» Aim of the task
Below are the entries; state how many of their lines contain the string "amount", and nothing more.

— BEGIN Records shown —

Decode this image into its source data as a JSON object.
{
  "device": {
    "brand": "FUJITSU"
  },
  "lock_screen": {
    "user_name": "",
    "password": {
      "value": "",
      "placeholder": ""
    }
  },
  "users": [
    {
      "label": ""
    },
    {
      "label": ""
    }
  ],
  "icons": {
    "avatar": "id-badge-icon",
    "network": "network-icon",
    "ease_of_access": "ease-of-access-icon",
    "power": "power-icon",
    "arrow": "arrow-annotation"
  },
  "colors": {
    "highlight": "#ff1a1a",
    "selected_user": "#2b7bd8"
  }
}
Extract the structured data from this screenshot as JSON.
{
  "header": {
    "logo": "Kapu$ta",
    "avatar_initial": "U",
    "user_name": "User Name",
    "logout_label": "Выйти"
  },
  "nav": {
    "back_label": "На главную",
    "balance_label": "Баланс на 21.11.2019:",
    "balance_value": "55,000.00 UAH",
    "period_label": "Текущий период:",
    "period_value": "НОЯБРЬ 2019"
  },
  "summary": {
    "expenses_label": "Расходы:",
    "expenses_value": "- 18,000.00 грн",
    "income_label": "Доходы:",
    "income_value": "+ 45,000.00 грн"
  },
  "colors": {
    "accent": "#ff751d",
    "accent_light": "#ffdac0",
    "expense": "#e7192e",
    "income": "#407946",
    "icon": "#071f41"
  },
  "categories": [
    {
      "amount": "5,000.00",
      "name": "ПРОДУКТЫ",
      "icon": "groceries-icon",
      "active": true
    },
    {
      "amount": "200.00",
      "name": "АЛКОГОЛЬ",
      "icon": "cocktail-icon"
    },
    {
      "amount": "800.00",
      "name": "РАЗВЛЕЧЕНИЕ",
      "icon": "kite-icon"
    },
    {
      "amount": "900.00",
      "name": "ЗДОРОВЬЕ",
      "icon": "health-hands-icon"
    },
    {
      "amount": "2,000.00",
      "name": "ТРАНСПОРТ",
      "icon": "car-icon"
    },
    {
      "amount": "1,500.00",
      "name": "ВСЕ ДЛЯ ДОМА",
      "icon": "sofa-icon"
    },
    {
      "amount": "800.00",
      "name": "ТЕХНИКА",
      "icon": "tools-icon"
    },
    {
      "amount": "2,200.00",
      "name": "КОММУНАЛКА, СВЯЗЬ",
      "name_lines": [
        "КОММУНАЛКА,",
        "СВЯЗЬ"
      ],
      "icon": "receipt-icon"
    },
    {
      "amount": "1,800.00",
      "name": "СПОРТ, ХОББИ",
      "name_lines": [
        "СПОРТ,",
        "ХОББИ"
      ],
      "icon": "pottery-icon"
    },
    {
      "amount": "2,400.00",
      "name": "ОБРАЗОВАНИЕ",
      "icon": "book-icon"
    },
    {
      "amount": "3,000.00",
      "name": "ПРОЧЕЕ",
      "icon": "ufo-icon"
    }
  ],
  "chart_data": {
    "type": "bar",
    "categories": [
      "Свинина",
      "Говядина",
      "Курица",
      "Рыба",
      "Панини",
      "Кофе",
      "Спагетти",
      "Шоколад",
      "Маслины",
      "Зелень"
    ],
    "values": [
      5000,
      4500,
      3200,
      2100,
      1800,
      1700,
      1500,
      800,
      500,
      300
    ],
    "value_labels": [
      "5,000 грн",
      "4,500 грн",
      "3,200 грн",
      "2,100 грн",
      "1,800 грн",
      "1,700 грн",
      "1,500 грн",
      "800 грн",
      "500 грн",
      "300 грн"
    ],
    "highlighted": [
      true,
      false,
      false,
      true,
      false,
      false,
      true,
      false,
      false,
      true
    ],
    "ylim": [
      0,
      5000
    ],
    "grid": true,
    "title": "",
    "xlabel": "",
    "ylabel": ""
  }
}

— END Records shown —

» The reply
11